**Document passage:**
BAD SLAM

Overview

BAD SLAM is a real-time approach for Simultaneous Localization and Mapping (SLAM) for RGB-D cameras. Supported platforms are Linux and Windows. The software requires an NVidia graphics card with CUDA compute capability 5.3 or later (however, it would be easy to lower this requirement).

This repository contains the BAD SLAM application and the library it is based on, libvis. The library is work-in-progress and it is not recommended to use it for other projects at this point.

The application and library code is licensed under the BSD license, but please also notice the licenses of the included or externally used third-party components.

If you use the provided code for research, please cite the paper describing the approach:

Thomas Schöps, Torsten Sattler, Marc Pollefeys, "BAD SLAM: Bundle Adjusted Direct RGB-D SLAM", CVPR 2019.

The Windows port and Kinect-for-Azure (K4A) integration has been contributed by Silvano Galliani (Microsoft AI & Vision Zurich).

Screenshots & Videos

Main window	Surfel normals display	Keyframe inspection

Camera requirements

Please keep in mind that BAD SLAM has been designed for high-quality RGB-D videos and is likely to perform badly (no pun intended) on lower-quality RGB-D videos. For more details, see the documentation on camera compatibility.

Pre-built binaries

Windows

For Windows, an executable compiled with Visual Studio 2019 is provided. Please notice that for the moment, this is compiled without K4A. It is also required to download the loop closure resource files as described below in this ReadMe, or loop closures will be disabled. In addition, performing CUDA block-size autotuning as also described below is recommended.

**The input:**
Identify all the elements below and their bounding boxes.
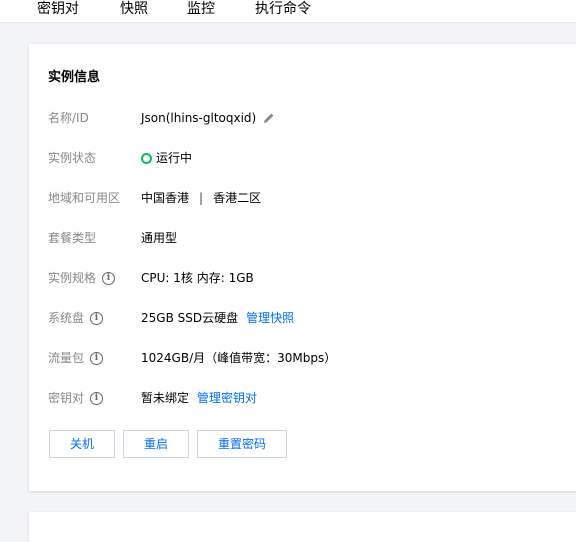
traffic-label-text: 流量包	[48, 351, 85, 365]
name-label-text: 名称/ID	[48, 111, 89, 125]
manage-keypair-link[interactable]: 管理密钥对	[197, 388, 257, 408]
row-disk: 系统盘 i 25GB SSD云硬盘 管理快照	[29, 308, 576, 328]
tab-execute-command[interactable]: 执行命令	[255, 0, 311, 20]
plan-label: 套餐类型	[48, 228, 96, 248]
status-text: 运行中	[156, 151, 193, 165]
status-label: 实例状态	[48, 148, 96, 168]
row-status: 实例状态 运行中	[29, 148, 576, 168]
plan-label-text: 套餐类型	[48, 231, 97, 245]
tab-bar: 密钥对 快照 监控 执行命令	[0, 0, 576, 23]
keypair-text: 暂未绑定	[141, 391, 190, 405]
name-value: Json(lhins-gltoqxid)	[141, 108, 275, 128]
row-spec: 实例规格 i CPU: 1核 内存: 1GB	[29, 268, 576, 288]
card-title: 实例信息	[48, 70, 101, 85]
keypair-value: 暂未绑定 管理密钥对	[141, 388, 257, 408]
region-label: 地域和可用区	[48, 188, 120, 208]
next-card	[29, 512, 576, 542]
tab-keypair[interactable]: 密钥对	[37, 0, 79, 20]
traffic-text: 1024GB/月（峰值带宽：30Mbps）	[141, 351, 337, 365]
disk-label: 系统盘 i	[48, 308, 104, 328]
pencil-icon[interactable]	[263, 112, 275, 124]
restart-button[interactable]: 重启	[123, 430, 189, 458]
tab-monitoring[interactable]: 监控	[187, 0, 215, 20]
manage-snapshot-link[interactable]: 管理快照	[246, 308, 294, 328]
plan-text: 通用型	[141, 231, 178, 245]
info-icon[interactable]: i	[90, 391, 104, 405]
status-label-text: 实例状态	[48, 151, 97, 165]
zone-text: 香港二区	[213, 191, 262, 205]
region-separator: |	[199, 191, 204, 205]
disk-text: 25GB SSD云硬盘	[141, 311, 239, 325]
region-label-text: 地域和可用区	[48, 191, 121, 205]
status-dot-icon	[141, 152, 152, 164]
spec-label: 实例规格 i	[48, 268, 116, 288]
reset-password-button[interactable]: 重置密码	[197, 430, 287, 458]
disk-value: 25GB SSD云硬盘 管理快照	[141, 308, 294, 328]
keypair-label-text: 密钥对	[48, 391, 85, 405]
tab-snapshot[interactable]: 快照	[120, 0, 148, 20]
shutdown-button[interactable]: 关机	[49, 430, 115, 458]
spec-value: CPU: 1核 内存: 1GB	[141, 268, 254, 288]
status-value: 运行中	[141, 148, 192, 168]
keypair-label: 密钥对 i	[48, 388, 104, 408]
row-plan: 套餐类型 通用型	[29, 228, 576, 248]
traffic-value: 1024GB/月（峰值带宽：30Mbps）	[141, 348, 336, 368]
info-icon[interactable]: i	[90, 351, 104, 365]
row-name: 名称/ID Json(lhins-gltoqxid)	[29, 108, 576, 128]
instance-name: Json(lhins-gltoqxid)	[141, 111, 257, 125]
spec-text: CPU: 1核 内存: 1GB	[141, 271, 254, 285]
name-label: 名称/ID	[48, 108, 89, 128]
region-value: 中国香港 | 香港二区	[141, 188, 261, 208]
row-traffic: 流量包 i 1024GB/月（峰值带宽：30Mbps）	[29, 348, 576, 368]
instance-info-card: 实例信息 名称/ID Json(lhins-gltoqxid) 实例状态 运行中…	[29, 44, 576, 491]
row-keypair: 密钥对 i 暂未绑定 管理密钥对	[29, 388, 576, 408]
info-icon[interactable]: i	[90, 311, 104, 325]
region-text: 中国香港	[141, 191, 190, 205]
row-region: 地域和可用区 中国香港 | 香港二区	[29, 188, 576, 208]
traffic-label: 流量包 i	[48, 348, 104, 368]
spec-label-text: 实例规格	[48, 271, 97, 285]
plan-value: 通用型	[141, 228, 177, 248]
disk-label-text: 系统盘	[48, 311, 85, 325]
info-icon[interactable]: i	[102, 271, 116, 285]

**Jobs:**
a: Reproduce the BAD SLAM overview word for word, from start to finish.
b: In the records, format the part that opens with the line containing "351, 85, 365]" and closes with the line containing "112, 275, 124]" as a numbered list, with both of those lines included and any blank lines omitted. List only those lines.

**Responses by task:**
a:
BAD SLAM

Overview

BAD SLAM is a real-time approach for Simultaneous Localization and Mapping (SLAM) for RGB-D cameras. Supported platforms are Linux and Windows. The software requires an NVidia graphics card with CUDA compute capability 5.3 or later (however, it would be easy to lower this requirement).

This repository contains the BAD SLAM application and the library it is based on, libvis. The library is work-in-progress and it is not recommended to use it for other projects at this point.

The application and library code is licensed under the BSD license, but please also notice the licenses of the included or externally used third-party components.

If you use the provided code for research, please cite the paper describing the approach:

Thomas Schöps, Torsten Sattler, Marc Pollefeys, "BAD SLAM: Bundle Adjusted Direct RGB-D SLAM", CVPR 2019.

The Windows port and Kinect-for-Azure (K4A) integration has been contributed by Silvano Galliani (Microsoft AI & Vision Zurich).

Screenshots & Videos

Main window	Surfel normals display	Keyframe inspection

Camera requirements

Please keep in mind that BAD SLAM has been designed for high-quality RGB-D videos and is likely to perform badly (no pun intended) on lower-quality RGB-D videos. For more details, see the documentation on camera compatibility.

Pre-built binaries

Windows

For Windows, an executable compiled with Visual Studio 2019 is provided. Please notice that for the moment, this is compiled without K4A. It is also required to download the loop closure resource files as described below in this ReadMe, or loop closures will be disabled. In addition, performing CUDA block-size autotuning as also described below is recommended.

b:
1. traffic-label-text: 流量包	[48, 351, 85, 365]
2. name-label-text: 名称/ID	[48, 111, 89, 125]
3. manage-keypair-link[interactable]: 管理密钥对	[197, 388, 257, 408]
4. row-disk: 系统盘 i 25GB SSD云硬盘 管理快照	[29, 308, 576, 328]
5. tab-execute-command[interactable]: 执行命令	[255, 0, 311, 20]
6. plan-label: 套餐类型	[48, 228, 96, 248]
7. status-text: 运行中	[156, 151, 193, 165]
8. status-label: 实例状态	[48, 148, 96, 168]
9. row-status: 实例状态 运行中	[29, 148, 576, 168]
10. plan-label-text: 套餐类型	[48, 231, 97, 245]
11. tab-bar: 密钥对 快照 监控 执行命令	[0, 0, 576, 23]
12. keypair-text: 暂未绑定	[141, 391, 190, 405]
13. name-value: Json(lhins-gltoqxid)	[141, 108, 275, 128]
14. row-spec: 实例规格 i CPU: 1核 内存: 1GB	[29, 268, 576, 288]
15. card-title: 实例信息	[48, 70, 101, 85]
16. keypair-value: 暂未绑定 管理密钥对	[141, 388, 257, 408]
17. region-label: 地域和可用区	[48, 188, 120, 208]
18. next-card	[29, 512, 576, 542]
19. tab-keypair[interactable]: 密钥对	[37, 0, 79, 20]
20. traffic-text: 1024GB/月（峰值带宽：30Mbps）	[141, 351, 337, 365]
21. disk-label: 系统盘 i	[48, 308, 104, 328]
22. pencil-icon[interactable]	[263, 112, 275, 124]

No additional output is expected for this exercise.